§ CHALLENGE
State only the number of lines that contain the string "Советская".

§ Stored items
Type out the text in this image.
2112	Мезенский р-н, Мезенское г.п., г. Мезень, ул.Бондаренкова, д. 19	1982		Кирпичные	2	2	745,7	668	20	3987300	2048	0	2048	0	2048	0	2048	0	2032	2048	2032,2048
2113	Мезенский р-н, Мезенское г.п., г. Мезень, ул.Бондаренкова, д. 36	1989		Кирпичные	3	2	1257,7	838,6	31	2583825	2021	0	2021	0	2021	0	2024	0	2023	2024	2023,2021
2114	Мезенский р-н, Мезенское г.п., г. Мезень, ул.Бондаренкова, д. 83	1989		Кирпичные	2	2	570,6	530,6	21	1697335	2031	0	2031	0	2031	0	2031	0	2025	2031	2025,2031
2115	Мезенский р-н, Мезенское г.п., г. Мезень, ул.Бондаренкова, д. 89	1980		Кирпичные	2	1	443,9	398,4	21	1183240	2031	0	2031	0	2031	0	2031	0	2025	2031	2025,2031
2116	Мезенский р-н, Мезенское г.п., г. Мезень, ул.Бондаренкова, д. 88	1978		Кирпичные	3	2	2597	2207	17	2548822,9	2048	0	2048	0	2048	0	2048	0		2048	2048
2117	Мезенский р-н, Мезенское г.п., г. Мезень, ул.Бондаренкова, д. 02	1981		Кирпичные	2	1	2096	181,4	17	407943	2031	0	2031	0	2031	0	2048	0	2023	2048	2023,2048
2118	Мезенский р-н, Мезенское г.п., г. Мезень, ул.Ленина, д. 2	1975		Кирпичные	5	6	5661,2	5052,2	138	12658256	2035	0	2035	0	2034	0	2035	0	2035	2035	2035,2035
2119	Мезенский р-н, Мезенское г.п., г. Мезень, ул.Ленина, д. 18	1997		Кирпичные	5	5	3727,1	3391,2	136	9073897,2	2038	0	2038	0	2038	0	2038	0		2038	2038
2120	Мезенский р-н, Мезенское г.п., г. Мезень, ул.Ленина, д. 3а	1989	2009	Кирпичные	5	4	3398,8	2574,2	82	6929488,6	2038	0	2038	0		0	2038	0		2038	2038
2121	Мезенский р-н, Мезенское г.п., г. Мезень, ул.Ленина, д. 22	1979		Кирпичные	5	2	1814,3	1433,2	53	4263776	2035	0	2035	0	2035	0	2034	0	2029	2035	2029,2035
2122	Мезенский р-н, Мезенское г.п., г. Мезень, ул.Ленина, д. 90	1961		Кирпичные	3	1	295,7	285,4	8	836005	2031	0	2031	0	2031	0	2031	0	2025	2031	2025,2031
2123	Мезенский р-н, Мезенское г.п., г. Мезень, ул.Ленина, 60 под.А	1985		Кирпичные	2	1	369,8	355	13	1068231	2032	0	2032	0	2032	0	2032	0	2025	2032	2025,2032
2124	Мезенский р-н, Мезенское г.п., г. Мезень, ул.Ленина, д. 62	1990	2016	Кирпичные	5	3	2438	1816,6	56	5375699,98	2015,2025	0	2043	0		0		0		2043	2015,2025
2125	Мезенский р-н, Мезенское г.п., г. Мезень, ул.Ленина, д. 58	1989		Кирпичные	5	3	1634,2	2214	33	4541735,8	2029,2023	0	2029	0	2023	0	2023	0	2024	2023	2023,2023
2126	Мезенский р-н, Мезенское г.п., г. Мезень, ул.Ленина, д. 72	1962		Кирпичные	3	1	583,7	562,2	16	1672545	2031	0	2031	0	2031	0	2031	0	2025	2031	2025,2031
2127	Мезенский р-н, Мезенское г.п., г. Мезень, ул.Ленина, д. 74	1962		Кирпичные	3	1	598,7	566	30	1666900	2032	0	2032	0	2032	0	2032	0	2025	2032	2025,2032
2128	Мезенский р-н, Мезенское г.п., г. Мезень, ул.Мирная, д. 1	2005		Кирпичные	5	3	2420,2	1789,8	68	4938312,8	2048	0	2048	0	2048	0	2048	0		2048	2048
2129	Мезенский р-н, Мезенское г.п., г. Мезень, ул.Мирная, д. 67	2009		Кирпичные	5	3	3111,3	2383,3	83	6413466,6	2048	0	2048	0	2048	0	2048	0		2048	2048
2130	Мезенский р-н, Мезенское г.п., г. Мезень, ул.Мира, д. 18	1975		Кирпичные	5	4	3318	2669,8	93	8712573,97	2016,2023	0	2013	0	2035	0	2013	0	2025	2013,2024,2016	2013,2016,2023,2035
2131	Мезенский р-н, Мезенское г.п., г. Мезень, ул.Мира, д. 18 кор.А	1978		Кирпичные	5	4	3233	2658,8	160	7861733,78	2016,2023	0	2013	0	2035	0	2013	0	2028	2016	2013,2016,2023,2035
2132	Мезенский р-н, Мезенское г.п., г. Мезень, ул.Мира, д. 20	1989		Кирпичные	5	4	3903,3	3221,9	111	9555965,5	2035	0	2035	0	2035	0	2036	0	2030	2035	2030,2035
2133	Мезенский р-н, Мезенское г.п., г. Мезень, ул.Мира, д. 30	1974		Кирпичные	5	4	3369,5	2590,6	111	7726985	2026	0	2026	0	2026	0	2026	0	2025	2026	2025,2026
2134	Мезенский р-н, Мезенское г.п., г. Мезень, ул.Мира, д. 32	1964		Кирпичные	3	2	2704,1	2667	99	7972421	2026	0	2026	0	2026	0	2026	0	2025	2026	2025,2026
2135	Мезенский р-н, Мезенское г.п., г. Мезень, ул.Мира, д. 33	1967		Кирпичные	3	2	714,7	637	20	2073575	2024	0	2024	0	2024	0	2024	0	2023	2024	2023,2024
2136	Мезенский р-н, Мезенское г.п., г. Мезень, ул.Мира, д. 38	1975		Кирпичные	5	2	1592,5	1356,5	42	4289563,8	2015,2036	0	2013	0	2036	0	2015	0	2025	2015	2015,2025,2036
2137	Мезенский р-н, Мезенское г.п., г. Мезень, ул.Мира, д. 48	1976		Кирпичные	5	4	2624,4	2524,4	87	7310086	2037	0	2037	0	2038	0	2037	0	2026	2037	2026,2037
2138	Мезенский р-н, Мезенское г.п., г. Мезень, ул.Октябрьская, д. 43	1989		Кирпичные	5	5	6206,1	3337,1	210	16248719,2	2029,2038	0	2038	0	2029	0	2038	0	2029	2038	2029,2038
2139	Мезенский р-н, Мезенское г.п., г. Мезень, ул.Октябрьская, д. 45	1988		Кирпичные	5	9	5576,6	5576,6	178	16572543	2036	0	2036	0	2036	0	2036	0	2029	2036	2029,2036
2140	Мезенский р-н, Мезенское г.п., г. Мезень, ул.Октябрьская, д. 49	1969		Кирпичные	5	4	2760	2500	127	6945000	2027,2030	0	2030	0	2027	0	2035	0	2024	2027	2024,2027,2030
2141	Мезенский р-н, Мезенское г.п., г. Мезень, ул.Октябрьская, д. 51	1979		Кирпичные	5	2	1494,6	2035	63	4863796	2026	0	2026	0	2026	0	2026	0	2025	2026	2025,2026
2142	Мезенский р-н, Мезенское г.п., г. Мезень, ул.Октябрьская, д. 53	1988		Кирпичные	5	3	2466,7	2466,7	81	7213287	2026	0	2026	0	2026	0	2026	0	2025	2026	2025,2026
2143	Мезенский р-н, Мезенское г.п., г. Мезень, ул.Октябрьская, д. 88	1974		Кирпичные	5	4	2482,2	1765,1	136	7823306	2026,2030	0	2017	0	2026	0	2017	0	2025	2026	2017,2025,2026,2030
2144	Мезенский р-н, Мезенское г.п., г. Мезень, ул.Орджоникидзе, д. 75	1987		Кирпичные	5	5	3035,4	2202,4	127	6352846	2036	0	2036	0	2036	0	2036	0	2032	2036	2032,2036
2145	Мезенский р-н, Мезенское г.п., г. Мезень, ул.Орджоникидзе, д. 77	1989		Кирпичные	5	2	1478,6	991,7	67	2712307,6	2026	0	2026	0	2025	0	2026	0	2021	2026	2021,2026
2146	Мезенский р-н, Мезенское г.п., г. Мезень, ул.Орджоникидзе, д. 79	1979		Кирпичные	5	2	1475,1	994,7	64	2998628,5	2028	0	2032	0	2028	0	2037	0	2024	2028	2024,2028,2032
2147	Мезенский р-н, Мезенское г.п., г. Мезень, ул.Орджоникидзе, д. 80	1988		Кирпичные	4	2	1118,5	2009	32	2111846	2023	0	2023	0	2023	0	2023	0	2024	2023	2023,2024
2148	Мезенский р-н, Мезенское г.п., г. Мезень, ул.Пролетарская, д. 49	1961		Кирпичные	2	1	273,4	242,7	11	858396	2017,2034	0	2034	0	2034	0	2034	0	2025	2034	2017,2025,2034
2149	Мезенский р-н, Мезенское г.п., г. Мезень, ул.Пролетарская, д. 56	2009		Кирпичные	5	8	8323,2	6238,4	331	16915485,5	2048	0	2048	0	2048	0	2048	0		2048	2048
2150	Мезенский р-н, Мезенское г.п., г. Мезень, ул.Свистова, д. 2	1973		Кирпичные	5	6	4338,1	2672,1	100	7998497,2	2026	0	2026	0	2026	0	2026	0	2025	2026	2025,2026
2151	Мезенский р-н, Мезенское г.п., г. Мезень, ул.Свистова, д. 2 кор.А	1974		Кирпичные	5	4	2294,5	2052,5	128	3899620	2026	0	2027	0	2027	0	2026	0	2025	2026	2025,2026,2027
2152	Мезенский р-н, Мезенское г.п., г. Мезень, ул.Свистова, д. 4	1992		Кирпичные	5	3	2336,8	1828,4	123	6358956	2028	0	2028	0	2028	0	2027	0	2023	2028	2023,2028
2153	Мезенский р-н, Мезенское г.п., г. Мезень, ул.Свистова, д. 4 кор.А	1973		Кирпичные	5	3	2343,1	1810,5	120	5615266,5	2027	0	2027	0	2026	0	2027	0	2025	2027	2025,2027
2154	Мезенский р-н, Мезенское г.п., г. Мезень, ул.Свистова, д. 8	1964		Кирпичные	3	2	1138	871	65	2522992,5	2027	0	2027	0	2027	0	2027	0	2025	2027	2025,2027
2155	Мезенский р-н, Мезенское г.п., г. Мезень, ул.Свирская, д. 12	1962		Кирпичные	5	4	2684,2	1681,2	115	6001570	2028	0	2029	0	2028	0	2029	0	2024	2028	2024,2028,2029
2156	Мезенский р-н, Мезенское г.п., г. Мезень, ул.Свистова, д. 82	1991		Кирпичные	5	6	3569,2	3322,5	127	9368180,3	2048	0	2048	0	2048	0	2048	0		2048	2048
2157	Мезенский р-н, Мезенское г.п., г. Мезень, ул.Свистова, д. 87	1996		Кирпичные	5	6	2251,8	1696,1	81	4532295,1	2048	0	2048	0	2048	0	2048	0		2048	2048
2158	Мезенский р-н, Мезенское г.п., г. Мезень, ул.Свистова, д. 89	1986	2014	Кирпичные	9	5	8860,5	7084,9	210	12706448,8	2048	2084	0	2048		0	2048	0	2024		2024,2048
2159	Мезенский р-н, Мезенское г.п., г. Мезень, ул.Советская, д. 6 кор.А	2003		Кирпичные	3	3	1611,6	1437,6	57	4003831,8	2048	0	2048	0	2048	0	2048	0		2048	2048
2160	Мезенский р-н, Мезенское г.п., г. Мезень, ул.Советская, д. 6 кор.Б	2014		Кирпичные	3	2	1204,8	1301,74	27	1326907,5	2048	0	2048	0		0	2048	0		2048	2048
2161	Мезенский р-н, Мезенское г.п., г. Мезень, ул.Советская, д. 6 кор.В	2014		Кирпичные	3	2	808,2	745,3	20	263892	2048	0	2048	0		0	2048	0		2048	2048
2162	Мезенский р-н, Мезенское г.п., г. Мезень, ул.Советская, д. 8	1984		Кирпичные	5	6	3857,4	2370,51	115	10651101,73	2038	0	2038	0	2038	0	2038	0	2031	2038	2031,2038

§ EXERCISE ANSWER
4